CHALLENGE »
Rewrite the rows below, changing every "list-item-line" to "list-entry-line" and leaving everything else as it is.

DATA SHOWN »
........
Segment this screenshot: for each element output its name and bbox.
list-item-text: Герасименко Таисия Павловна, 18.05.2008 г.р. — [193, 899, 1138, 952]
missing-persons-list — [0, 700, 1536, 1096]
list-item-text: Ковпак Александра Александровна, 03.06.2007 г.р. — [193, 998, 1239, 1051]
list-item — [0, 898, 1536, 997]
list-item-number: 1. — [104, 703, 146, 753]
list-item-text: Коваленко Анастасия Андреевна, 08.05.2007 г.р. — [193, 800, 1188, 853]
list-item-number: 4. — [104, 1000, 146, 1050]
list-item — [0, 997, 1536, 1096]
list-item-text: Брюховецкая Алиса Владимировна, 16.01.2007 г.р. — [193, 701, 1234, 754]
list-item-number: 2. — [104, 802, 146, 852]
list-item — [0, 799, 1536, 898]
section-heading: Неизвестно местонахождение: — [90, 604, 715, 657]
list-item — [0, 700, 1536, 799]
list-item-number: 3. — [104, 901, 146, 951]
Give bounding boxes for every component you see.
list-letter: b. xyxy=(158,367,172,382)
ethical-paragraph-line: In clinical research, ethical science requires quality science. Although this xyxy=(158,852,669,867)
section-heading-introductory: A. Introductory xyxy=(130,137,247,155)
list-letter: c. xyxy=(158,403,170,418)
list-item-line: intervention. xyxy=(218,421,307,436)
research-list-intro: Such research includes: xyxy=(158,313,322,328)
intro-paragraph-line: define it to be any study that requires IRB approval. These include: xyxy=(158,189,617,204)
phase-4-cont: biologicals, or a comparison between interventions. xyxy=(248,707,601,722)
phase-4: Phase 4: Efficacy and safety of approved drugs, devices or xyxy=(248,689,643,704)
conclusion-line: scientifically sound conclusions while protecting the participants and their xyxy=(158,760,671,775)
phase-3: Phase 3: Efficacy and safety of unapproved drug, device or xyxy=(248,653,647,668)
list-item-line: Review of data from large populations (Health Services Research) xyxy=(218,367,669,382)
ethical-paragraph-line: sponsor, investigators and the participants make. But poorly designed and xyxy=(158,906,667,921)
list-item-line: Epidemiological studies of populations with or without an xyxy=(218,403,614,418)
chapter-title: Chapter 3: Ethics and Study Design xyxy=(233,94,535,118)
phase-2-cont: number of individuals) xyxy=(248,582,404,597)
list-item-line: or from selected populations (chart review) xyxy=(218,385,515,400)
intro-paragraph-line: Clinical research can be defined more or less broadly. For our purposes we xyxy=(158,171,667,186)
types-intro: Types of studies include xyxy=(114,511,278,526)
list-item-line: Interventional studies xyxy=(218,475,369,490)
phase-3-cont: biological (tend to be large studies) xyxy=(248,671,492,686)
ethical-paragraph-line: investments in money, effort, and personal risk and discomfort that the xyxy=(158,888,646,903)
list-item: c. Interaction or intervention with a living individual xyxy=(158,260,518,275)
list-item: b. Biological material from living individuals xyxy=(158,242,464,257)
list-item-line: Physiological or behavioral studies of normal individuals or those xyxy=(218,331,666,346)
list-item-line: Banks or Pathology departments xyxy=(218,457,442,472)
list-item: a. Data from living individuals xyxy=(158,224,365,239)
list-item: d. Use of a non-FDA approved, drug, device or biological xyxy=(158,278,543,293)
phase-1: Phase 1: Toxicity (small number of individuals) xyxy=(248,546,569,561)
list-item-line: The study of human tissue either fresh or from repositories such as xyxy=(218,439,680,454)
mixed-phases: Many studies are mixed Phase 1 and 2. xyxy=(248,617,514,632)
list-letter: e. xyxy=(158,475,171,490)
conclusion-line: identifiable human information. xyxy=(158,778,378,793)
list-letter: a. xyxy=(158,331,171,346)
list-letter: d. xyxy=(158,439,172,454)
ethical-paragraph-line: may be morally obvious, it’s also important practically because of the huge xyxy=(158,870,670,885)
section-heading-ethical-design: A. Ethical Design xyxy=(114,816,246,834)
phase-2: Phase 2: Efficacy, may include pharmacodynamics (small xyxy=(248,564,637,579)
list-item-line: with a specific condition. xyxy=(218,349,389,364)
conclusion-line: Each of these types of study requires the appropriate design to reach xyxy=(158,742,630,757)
........
REPLY TO THE EXERCISE »
Segment this screenshot: for each element output its name and bbox.
list-item-text: Герасименко Таисия Павловна, 18.05.2008 г.р. — [193, 899, 1138, 952]
missing-persons-list — [0, 700, 1536, 1096]
list-item-text: Ковпак Александра Александровна, 03.06.2007 г.р. — [193, 998, 1239, 1051]
list-item — [0, 898, 1536, 997]
list-item-number: 1. — [104, 703, 146, 753]
list-item-text: Коваленко Анастасия Андреевна, 08.05.2007 г.р. — [193, 800, 1188, 853]
list-item-number: 4. — [104, 1000, 146, 1050]
list-item — [0, 997, 1536, 1096]
list-item-text: Брюховецкая Алиса Владимировна, 16.01.2007 г.р. — [193, 701, 1234, 754]
list-item-number: 2. — [104, 802, 146, 852]
list-item — [0, 799, 1536, 898]
section-heading: Неизвестно местонахождение: — [90, 604, 715, 657]
list-item — [0, 700, 1536, 799]
list-item-number: 3. — [104, 901, 146, 951]
Give bounding boxes for every component you see.
list-letter: b. xyxy=(158,367,172,382)
ethical-paragraph-line: In clinical research, ethical science requires quality science. Although this xyxy=(158,852,669,867)
section-heading-introductory: A. Introductory xyxy=(130,137,247,155)
list-letter: c. xyxy=(158,403,170,418)
list-entry-line: intervention. xyxy=(218,421,307,436)
research-list-intro: Such research includes: xyxy=(158,313,322,328)
intro-paragraph-line: define it to be any study that requires IRB approval. These include: xyxy=(158,189,617,204)
phase-4-cont: biologicals, or a comparison between interventions. xyxy=(248,707,601,722)
phase-4: Phase 4: Efficacy and safety of approved drugs, devices or xyxy=(248,689,643,704)
conclusion-line: scientifically sound conclusions while protecting the participants and their xyxy=(158,760,671,775)
phase-3: Phase 3: Efficacy and safety of unapproved drug, device or xyxy=(248,653,647,668)
list-entry-line: Review of data from large populations (Health Services Research) xyxy=(218,367,669,382)
ethical-paragraph-line: sponsor, investigators and the participants make. But poorly designed and xyxy=(158,906,667,921)
list-entry-line: Epidemiological studies of populations with or without an xyxy=(218,403,614,418)
chapter-title: Chapter 3: Ethics and Study Design xyxy=(233,94,535,118)
phase-2-cont: number of individuals) xyxy=(248,582,404,597)
list-entry-line: or from selected populations (chart review) xyxy=(218,385,515,400)
intro-paragraph-line: Clinical research can be defined more or less broadly. For our purposes we xyxy=(158,171,667,186)
types-intro: Types of studies include xyxy=(114,511,278,526)
list-entry-line: Interventional studies xyxy=(218,475,369,490)
phase-3-cont: biological (tend to be large studies) xyxy=(248,671,492,686)
ethical-paragraph-line: investments in money, effort, and personal risk and discomfort that the xyxy=(158,888,646,903)
list-item: c. Interaction or intervention with a living individual xyxy=(158,260,518,275)
list-item: b. Biological material from living individuals xyxy=(158,242,464,257)
list-entry-line: Physiological or behavioral studies of normal individuals or those xyxy=(218,331,666,346)
list-entry-line: Banks or Pathology departments xyxy=(218,457,442,472)
list-item: a. Data from living individuals xyxy=(158,224,365,239)
list-item: d. Use of a non-FDA approved, drug, device or biological xyxy=(158,278,543,293)
phase-1: Phase 1: Toxicity (small number of individuals) xyxy=(248,546,569,561)
list-entry-line: The study of human tissue either fresh or from repositories such as xyxy=(218,439,680,454)
mixed-phases: Many studies are mixed Phase 1 and 2. xyxy=(248,617,514,632)
list-letter: e. xyxy=(158,475,171,490)
conclusion-line: identifiable human information. xyxy=(158,778,378,793)
list-letter: a. xyxy=(158,331,171,346)
list-letter: d. xyxy=(158,439,172,454)
ethical-paragraph-line: may be morally obvious, it’s also important practically because of the huge xyxy=(158,870,670,885)
section-heading-ethical-design: A. Ethical Design xyxy=(114,816,246,834)
phase-2: Phase 2: Efficacy, may include pharmacodynamics (small xyxy=(248,564,637,579)
list-entry-line: with a specific condition. xyxy=(218,349,389,364)
conclusion-line: Each of these types of study requires the appropriate design to reach xyxy=(158,742,630,757)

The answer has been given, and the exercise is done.